◆ Stated problem: Find each line containing the word "tourney" and report how many there are. Add nothing else.

## begin Dataset entries

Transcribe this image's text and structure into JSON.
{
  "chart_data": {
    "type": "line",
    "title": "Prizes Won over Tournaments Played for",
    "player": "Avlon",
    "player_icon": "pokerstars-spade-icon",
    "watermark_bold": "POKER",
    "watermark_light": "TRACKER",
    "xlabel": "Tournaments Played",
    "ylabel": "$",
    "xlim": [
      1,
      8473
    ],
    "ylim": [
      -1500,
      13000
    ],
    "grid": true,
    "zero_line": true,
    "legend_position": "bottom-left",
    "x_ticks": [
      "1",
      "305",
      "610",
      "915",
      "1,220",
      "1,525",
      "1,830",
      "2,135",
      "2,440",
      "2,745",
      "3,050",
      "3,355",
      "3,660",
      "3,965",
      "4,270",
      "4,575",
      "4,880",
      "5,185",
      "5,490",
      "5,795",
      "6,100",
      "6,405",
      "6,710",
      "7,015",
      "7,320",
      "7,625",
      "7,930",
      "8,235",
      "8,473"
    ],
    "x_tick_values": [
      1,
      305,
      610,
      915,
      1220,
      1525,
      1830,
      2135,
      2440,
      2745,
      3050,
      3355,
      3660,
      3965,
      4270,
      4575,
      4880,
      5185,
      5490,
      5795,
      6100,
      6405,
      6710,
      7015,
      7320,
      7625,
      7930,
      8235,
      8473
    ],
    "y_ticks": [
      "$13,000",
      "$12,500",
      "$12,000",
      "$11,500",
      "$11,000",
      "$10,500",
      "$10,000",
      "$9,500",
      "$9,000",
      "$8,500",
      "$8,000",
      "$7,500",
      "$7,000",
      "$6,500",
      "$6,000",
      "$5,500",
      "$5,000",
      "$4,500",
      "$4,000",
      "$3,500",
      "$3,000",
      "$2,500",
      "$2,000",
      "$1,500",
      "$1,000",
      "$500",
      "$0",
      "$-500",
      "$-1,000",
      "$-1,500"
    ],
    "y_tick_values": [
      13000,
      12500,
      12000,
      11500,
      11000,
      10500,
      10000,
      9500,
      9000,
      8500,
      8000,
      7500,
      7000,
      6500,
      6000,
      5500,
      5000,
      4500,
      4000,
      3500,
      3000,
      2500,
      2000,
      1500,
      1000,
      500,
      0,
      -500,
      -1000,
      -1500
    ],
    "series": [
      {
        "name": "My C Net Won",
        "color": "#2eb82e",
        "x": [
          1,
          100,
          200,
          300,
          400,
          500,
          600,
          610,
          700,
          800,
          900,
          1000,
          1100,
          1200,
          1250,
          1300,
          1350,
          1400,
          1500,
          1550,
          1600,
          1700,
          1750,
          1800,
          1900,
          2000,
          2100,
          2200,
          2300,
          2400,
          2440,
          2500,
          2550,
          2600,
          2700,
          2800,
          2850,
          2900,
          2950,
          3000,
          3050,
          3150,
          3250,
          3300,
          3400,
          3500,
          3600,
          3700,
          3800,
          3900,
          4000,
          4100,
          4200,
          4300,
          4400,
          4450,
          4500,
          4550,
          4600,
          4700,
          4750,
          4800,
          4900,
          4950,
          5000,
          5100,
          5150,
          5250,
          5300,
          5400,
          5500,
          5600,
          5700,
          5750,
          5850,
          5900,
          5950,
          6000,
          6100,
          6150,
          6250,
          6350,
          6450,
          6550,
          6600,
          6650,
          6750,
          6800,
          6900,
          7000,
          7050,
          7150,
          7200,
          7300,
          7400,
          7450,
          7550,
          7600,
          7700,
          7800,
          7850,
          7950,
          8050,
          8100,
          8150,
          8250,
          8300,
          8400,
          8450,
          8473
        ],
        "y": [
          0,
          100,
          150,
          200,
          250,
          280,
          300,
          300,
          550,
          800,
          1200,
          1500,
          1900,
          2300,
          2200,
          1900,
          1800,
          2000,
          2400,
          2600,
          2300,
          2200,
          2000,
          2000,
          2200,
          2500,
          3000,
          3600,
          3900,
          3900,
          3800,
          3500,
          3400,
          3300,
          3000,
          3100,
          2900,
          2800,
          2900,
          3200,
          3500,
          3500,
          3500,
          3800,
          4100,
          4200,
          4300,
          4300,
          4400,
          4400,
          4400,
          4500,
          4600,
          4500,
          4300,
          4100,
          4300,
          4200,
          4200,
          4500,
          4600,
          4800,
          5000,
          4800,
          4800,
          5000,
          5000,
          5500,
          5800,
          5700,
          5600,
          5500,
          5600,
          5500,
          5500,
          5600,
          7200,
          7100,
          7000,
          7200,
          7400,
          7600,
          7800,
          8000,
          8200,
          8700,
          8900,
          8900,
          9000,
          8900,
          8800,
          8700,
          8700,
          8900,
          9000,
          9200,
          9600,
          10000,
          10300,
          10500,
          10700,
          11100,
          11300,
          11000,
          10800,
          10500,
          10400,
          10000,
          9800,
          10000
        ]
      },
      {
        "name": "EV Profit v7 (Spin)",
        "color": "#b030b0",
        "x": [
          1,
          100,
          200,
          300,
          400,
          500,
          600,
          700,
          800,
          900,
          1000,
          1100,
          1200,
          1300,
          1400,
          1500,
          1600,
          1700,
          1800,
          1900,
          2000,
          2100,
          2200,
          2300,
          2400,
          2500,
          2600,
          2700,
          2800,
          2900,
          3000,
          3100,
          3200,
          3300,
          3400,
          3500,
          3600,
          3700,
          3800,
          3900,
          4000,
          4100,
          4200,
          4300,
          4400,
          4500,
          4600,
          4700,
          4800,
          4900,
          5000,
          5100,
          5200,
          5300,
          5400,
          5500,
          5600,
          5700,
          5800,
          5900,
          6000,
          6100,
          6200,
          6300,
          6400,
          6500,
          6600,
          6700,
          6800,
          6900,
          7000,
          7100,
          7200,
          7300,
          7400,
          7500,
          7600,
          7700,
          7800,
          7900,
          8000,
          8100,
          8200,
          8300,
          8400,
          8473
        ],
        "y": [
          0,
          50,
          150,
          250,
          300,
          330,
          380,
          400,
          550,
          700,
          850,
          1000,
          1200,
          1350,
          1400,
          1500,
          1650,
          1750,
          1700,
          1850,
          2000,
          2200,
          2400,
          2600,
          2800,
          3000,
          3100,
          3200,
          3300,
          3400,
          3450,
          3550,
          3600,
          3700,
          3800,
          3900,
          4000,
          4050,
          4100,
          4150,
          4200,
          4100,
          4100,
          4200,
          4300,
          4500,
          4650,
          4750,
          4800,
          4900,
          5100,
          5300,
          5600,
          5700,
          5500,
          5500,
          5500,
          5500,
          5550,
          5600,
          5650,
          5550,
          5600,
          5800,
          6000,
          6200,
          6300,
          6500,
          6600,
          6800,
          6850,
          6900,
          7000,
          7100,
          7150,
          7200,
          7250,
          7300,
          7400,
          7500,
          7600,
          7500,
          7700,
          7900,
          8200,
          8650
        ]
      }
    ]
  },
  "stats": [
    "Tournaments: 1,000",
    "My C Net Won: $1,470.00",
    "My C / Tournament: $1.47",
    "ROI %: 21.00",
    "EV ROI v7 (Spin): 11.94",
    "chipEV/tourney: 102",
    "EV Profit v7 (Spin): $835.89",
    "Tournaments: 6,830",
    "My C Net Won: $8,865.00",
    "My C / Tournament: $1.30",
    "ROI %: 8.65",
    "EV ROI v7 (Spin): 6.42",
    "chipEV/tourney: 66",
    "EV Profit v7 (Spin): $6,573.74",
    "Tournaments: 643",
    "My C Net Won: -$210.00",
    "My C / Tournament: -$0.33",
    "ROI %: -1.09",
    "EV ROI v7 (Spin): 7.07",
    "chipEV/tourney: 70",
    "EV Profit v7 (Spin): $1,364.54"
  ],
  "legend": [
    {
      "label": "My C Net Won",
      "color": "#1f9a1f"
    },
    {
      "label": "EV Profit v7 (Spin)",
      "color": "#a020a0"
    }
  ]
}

## end Dataset entries

◆ The result: 3